▶ Your instructions
Go over the entries below line by line, copying each one that contains the word "values".

(Data records)
---------------

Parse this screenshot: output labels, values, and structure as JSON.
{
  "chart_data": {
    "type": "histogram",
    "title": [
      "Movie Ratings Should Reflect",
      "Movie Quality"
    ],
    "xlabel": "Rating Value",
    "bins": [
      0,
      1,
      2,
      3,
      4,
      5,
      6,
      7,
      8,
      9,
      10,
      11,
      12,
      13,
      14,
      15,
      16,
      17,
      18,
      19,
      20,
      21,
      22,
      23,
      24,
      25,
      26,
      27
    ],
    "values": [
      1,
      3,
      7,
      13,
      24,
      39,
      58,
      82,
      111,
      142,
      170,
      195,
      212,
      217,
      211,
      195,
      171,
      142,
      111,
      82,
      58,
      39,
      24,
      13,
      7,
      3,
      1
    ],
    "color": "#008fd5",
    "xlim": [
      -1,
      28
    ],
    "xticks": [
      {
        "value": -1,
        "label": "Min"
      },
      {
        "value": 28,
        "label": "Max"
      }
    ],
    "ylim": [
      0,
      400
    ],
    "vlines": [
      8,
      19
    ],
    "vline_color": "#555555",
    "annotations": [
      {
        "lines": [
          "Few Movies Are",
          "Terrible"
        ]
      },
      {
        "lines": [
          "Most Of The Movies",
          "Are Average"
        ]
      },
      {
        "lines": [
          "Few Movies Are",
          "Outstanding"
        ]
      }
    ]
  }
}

---------------

▶ Answer
Parse this screenshot: output labels, values, and structure as JSON.
    "values": [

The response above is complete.